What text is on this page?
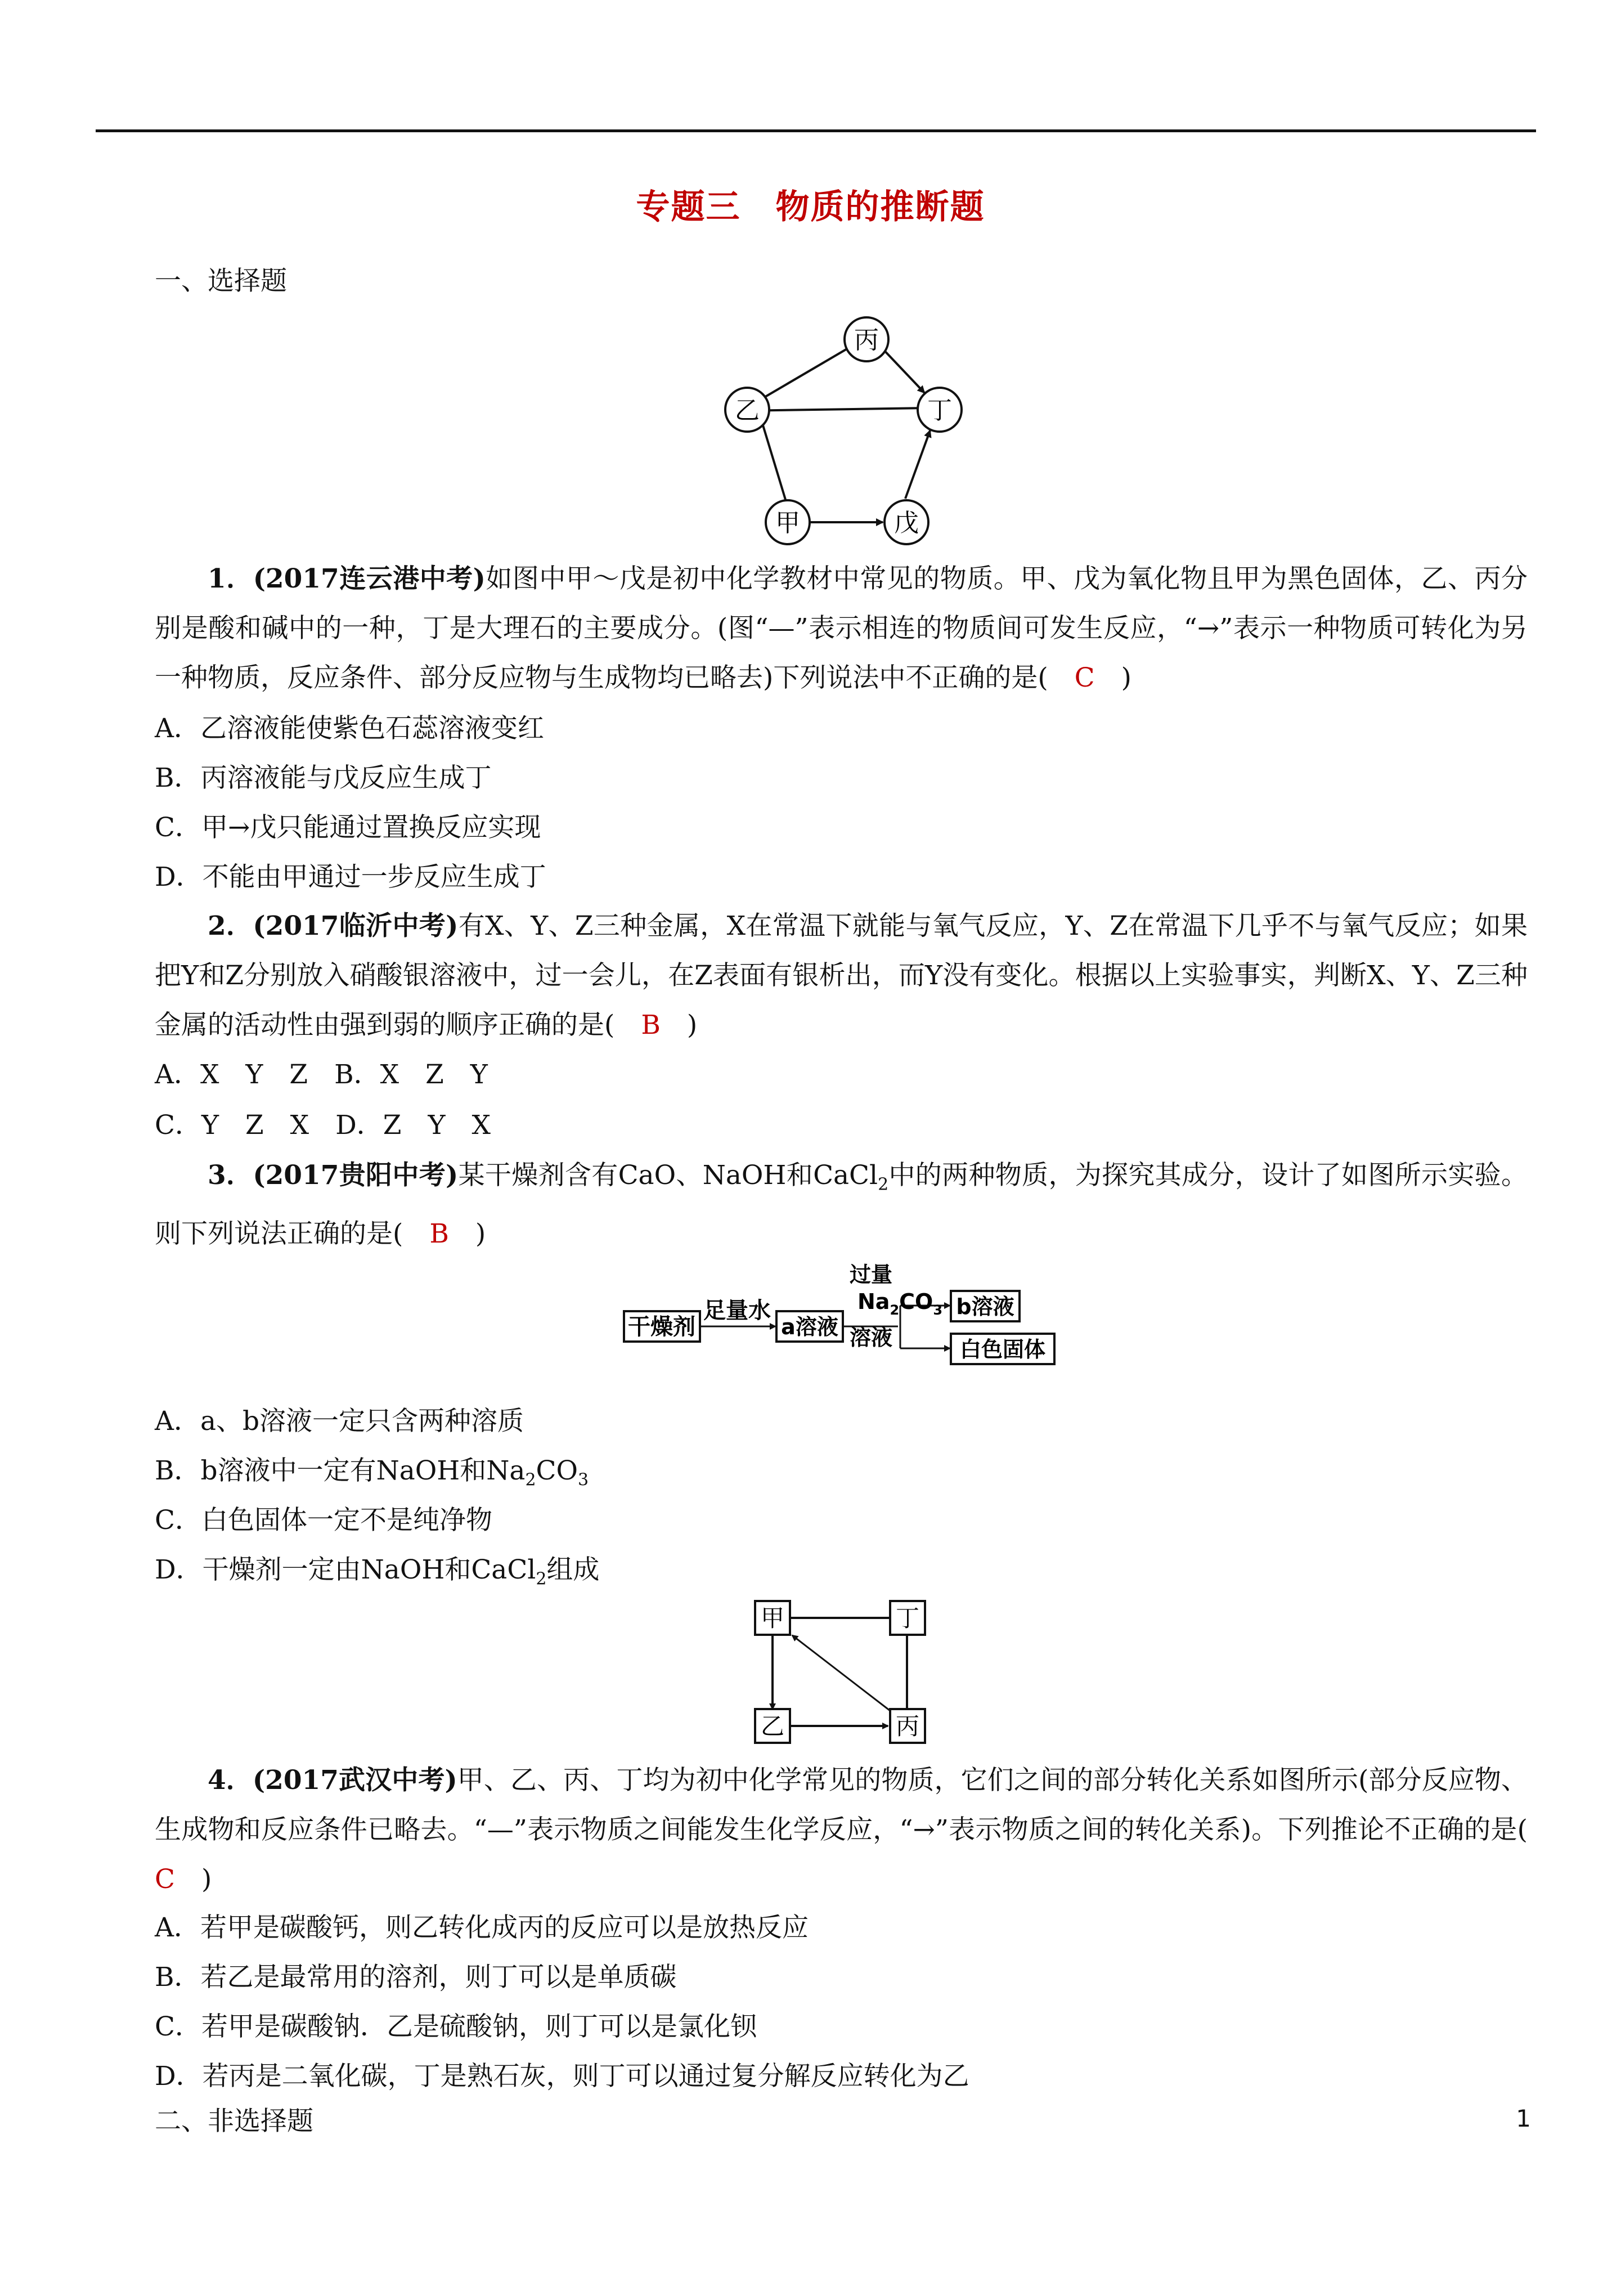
专题三　物质的推断题
一、选择题
丙
丁
乙
甲	戊
1．(2017连云港中考)如图中甲～戊是初中化学教材中常见的物质。甲、戊为氧化物且甲为黑色固体，乙、丙分别是酸和碱中的一种，丁是大理石的主要成分。(图“—”表示相连的物质间可发生反应，“→”表示一种物质可转化为另一种物质，反应条件、部分反应物与生成物均已略去)下列说法中不正确的是(　C　)
A．乙溶液能使紫色石蕊溶液变红
B．丙溶液能与戊反应生成丁
C．甲→戊只能通过置换反应实现
D．不能由甲通过一步反应生成丁
2．(2017临沂中考)有X、Y、Z三种金属，X在常温下就能与氧气反应，Y、Z在常温下几乎不与氧气反应；如果把Y和Z分别放入硝酸银溶液中，过一会儿，在Z表面有银析出，而Y没有变化。根据以上实验事实，判断X、Y、Z三种金属的活动性由强到弱的顺序正确的是(　B　)
A．X　Y　Z　B．X　Z　Y
C．Y　Z　X　D．Z　Y　X
3．(2017贵阳中考)某干燥剂含有CaO、NaOH和CaCl$_2$中的两种物质，为探究其成分，设计了如图所示实验。则下列说法正确的是(　B　)
干燥剂
足量水
a溶液
过量
$Na_2CO_3$
溶液
b溶液
白色固体
A．a、b溶液一定只含两种溶质
B．b溶液中一定有NaOH和$Na_2CO_3$
C．白色固体一定不是纯净物
D．干燥剂一定由NaOH和CaCl$_2$组成
甲	丁
乙	丙
4．(2017武汉中考)甲、乙、丙、丁均为初中化学常见的物质，它们之间的部分转化关系如图所示(部分反应物、生成物和反应条件已略去。“—”表示物质之间能发生化学反应，“→”表示物质之间的转化关系)。下列推论不正确的是(　C　)
A．若甲是碳酸钙，则乙转化成丙的反应可以是放热反应
B．若乙是最常用的溶剂，则丁可以是单质碳
C．若甲是碳酸钠．乙是硫酸钠，则丁可以是氯化钡
D．若丙是二氧化碳，丁是熟石灰，则丁可以通过复分解反应转化为乙
二、非选择题	1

* * *

- [Work required] All of the material above is to be copied exactly, except for its images.

- [Output for this exercise]
What text is on this page?
专题三　物质的推断题
一、选择题
丙
丁
乙
甲	戊
1．(2017连云港中考)如图中甲～戊是初中化学教材中常见的物质。甲、戊为氧化物且甲为黑色固体，乙、丙分别是酸和碱中的一种，丁是大理石的主要成分。(图“—”表示相连的物质间可发生反应，“→”表示一种物质可转化为另一种物质，反应条件、部分反应物与生成物均已略去)下列说法中不正确的是(　C　)
A．乙溶液能使紫色石蕊溶液变红
B．丙溶液能与戊反应生成丁
C．甲→戊只能通过置换反应实现
D．不能由甲通过一步反应生成丁
2．(2017临沂中考)有X、Y、Z三种金属，X在常温下就能与氧气反应，Y、Z在常温下几乎不与氧气反应；如果把Y和Z分别放入硝酸银溶液中，过一会儿，在Z表面有银析出，而Y没有变化。根据以上实验事实，判断X、Y、Z三种金属的活动性由强到弱的顺序正确的是(　B　)
A．X　Y　Z　B．X　Z　Y
C．Y　Z　X　D．Z　Y　X
3．(2017贵阳中考)某干燥剂含有CaO、NaOH和CaCl$_2$中的两种物质，为探究其成分，设计了如图所示实验。则下列说法正确的是(　B　)
干燥剂
足量水
a溶液
过量
$Na_2CO_3$
溶液
b溶液
白色固体
A．a、b溶液一定只含两种溶质
B．b溶液中一定有NaOH和$Na_2CO_3$
C．白色固体一定不是纯净物
D．干燥剂一定由NaOH和CaCl$_2$组成
甲	丁
乙	丙
4．(2017武汉中考)甲、乙、丙、丁均为初中化学常见的物质，它们之间的部分转化关系如图所示(部分反应物、生成物和反应条件已略去。“—”表示物质之间能发生化学反应，“→”表示物质之间的转化关系)。下列推论不正确的是(　C　)
A．若甲是碳酸钙，则乙转化成丙的反应可以是放热反应
B．若乙是最常用的溶剂，则丁可以是单质碳
C．若甲是碳酸钠．乙是硫酸钠，则丁可以是氯化钡
D．若丙是二氧化碳，丁是熟石灰，则丁可以通过复分解反应转化为乙
二、非选择题	1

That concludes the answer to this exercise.